_Challenge_
Type the records out again in full, exactly.

_Collected data entries_
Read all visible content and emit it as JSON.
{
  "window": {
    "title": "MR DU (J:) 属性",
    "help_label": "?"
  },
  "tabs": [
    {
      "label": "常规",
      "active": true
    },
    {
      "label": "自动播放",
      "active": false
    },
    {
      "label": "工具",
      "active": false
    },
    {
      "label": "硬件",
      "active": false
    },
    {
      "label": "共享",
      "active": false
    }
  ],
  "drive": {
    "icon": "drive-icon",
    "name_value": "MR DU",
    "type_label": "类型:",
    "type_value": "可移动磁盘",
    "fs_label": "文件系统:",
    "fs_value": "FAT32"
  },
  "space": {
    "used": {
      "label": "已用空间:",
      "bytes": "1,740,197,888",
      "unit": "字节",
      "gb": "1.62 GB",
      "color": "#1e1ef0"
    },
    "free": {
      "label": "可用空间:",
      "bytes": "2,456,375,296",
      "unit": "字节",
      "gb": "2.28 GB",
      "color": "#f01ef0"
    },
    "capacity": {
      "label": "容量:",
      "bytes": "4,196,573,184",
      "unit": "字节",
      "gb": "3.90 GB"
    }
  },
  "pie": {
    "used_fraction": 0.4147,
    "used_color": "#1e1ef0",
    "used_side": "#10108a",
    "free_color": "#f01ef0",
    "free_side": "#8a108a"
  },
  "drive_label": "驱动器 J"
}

_Response to the task_
Read all visible content and emit it as JSON.
{
  "window": {
    "title": "MR DU (J:) 属性",
    "help_label": "?"
  },
  "tabs": [
    {
      "label": "常规",
      "active": true
    },
    {
      "label": "自动播放",
      "active": false
    },
    {
      "label": "工具",
      "active": false
    },
    {
      "label": "硬件",
      "active": false
    },
    {
      "label": "共享",
      "active": false
    }
  ],
  "drive": {
    "icon": "drive-icon",
    "name_value": "MR DU",
    "type_label": "类型:",
    "type_value": "可移动磁盘",
    "fs_label": "文件系统:",
    "fs_value": "FAT32"
  },
  "space": {
    "used": {
      "label": "已用空间:",
      "bytes": "1,740,197,888",
      "unit": "字节",
      "gb": "1.62 GB",
      "color": "#1e1ef0"
    },
    "free": {
      "label": "可用空间:",
      "bytes": "2,456,375,296",
      "unit": "字节",
      "gb": "2.28 GB",
      "color": "#f01ef0"
    },
    "capacity": {
      "label": "容量:",
      "bytes": "4,196,573,184",
      "unit": "字节",
      "gb": "3.90 GB"
    }
  },
  "pie": {
    "used_fraction": 0.4147,
    "used_color": "#1e1ef0",
    "used_side": "#10108a",
    "free_color": "#f01ef0",
    "free_side": "#8a108a"
  },
  "drive_label": "驱动器 J"
}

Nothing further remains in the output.